> **MATERIAL FOR THIS EXERCISE**:

______________________________

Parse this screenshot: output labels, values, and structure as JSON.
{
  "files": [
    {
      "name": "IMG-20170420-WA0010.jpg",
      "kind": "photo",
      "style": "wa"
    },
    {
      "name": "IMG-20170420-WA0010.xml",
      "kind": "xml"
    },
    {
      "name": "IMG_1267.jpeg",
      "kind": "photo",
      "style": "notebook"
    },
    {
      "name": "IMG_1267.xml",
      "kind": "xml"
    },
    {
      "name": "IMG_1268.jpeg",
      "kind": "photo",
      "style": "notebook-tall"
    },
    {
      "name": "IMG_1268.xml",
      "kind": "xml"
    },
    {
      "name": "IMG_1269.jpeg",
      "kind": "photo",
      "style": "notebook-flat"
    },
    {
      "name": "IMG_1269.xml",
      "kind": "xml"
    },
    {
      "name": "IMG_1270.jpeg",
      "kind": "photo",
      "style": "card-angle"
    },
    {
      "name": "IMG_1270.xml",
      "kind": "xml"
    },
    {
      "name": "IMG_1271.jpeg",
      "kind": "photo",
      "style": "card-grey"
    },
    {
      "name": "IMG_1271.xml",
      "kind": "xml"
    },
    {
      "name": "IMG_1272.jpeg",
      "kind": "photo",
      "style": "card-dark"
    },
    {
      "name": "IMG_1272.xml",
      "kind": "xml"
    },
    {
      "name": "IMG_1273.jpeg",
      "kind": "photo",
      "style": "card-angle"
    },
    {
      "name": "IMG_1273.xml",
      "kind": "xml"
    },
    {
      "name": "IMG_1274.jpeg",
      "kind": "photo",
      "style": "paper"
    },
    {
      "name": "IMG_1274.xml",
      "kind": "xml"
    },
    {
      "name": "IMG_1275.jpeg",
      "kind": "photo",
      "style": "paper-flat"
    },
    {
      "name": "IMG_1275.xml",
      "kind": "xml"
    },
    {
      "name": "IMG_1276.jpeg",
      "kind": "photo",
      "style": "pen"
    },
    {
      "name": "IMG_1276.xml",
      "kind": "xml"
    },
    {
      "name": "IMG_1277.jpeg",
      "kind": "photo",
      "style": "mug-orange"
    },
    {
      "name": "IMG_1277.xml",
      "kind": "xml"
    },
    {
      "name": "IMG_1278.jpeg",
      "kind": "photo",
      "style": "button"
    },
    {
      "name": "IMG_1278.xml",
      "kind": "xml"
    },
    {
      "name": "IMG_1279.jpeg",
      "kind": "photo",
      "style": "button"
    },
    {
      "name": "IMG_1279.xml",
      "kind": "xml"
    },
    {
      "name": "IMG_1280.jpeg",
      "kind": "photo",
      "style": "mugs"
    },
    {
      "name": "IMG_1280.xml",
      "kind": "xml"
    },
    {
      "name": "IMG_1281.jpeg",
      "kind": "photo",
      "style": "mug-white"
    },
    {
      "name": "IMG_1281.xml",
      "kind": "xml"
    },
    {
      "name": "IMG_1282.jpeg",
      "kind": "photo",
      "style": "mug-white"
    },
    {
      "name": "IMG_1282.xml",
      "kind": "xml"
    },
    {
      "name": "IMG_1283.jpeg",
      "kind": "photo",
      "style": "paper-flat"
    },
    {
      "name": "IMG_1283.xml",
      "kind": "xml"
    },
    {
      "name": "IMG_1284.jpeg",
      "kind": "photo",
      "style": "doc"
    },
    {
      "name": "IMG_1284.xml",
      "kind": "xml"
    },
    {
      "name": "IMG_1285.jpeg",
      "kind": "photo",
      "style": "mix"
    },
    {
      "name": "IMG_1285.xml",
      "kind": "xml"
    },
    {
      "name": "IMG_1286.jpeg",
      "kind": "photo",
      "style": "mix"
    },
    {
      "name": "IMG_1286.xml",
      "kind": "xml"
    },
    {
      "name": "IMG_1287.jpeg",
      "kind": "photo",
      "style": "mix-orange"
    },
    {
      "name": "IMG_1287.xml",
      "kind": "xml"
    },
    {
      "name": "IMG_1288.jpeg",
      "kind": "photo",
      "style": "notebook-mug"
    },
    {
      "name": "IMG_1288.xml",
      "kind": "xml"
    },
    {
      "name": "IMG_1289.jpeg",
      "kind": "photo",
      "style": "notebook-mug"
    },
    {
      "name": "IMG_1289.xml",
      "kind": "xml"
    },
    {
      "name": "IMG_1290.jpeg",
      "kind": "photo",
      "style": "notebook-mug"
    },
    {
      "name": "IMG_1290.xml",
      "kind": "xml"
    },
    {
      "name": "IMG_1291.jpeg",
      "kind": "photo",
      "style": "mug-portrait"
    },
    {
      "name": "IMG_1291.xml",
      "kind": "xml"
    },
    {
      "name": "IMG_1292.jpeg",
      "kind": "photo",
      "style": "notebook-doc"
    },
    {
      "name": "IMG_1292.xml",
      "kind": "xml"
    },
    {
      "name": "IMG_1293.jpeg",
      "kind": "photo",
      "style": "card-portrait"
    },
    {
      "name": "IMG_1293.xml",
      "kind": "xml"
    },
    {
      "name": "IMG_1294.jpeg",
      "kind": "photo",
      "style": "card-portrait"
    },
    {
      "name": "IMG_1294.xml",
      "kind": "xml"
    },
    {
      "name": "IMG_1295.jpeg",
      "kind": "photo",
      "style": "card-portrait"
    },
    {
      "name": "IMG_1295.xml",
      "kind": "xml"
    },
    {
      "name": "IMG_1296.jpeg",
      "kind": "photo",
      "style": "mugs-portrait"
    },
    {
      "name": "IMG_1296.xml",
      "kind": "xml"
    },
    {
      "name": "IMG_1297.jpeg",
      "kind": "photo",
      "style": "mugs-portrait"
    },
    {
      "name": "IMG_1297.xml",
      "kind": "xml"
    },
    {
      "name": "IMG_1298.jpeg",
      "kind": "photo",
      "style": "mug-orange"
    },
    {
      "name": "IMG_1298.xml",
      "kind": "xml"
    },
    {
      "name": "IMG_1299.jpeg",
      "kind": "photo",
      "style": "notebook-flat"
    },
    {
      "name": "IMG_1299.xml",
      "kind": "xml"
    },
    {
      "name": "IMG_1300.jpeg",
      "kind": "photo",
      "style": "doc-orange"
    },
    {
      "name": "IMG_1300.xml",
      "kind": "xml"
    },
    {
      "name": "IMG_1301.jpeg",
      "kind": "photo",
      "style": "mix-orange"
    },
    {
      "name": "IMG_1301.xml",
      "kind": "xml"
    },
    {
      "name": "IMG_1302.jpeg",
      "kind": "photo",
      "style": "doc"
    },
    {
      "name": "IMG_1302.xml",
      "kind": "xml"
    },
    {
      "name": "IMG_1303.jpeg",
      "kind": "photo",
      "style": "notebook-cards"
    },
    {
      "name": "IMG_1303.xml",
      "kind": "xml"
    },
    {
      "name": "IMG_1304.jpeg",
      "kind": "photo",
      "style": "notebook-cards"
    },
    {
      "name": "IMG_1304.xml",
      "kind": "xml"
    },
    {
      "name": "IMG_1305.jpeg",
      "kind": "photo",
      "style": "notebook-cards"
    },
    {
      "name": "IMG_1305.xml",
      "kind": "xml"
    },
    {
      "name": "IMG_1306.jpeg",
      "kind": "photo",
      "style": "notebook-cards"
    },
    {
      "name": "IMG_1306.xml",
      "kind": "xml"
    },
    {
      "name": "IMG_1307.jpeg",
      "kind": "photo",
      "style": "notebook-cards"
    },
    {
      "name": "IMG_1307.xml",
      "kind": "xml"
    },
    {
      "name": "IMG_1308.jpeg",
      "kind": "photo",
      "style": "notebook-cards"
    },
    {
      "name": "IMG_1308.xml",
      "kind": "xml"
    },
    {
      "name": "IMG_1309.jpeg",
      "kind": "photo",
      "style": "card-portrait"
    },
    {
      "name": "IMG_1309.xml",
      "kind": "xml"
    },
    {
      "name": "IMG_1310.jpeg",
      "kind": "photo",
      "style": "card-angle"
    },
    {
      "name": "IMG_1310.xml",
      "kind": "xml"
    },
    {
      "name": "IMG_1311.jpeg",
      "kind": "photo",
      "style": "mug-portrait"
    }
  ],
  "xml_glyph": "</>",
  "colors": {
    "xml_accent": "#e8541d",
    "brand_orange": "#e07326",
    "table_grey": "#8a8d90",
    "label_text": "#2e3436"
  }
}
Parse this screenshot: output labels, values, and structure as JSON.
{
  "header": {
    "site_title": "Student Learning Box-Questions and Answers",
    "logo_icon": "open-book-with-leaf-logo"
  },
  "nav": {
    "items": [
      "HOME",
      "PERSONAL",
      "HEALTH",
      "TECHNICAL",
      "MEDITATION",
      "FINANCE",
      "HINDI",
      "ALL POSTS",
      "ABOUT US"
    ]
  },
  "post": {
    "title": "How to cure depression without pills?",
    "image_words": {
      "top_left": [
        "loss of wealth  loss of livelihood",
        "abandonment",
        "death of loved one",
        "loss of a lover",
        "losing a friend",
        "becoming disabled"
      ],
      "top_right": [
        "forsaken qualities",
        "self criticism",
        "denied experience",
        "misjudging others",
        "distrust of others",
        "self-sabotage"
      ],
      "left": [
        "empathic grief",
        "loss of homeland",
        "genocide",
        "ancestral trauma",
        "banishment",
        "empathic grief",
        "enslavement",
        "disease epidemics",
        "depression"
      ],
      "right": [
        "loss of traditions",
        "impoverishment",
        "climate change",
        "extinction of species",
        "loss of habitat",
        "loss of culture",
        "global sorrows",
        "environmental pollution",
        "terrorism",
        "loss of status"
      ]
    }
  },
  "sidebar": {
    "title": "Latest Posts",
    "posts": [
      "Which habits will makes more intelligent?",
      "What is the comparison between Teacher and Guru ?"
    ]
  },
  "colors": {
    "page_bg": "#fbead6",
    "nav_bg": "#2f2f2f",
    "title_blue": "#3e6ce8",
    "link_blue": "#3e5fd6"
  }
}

______________________________

> **TASK TO COMPLETE**: Copy every line in the records above that contains the word "others".

> **EXERCISE ANSWER**:
        "misjudging others",
        "distrust of others",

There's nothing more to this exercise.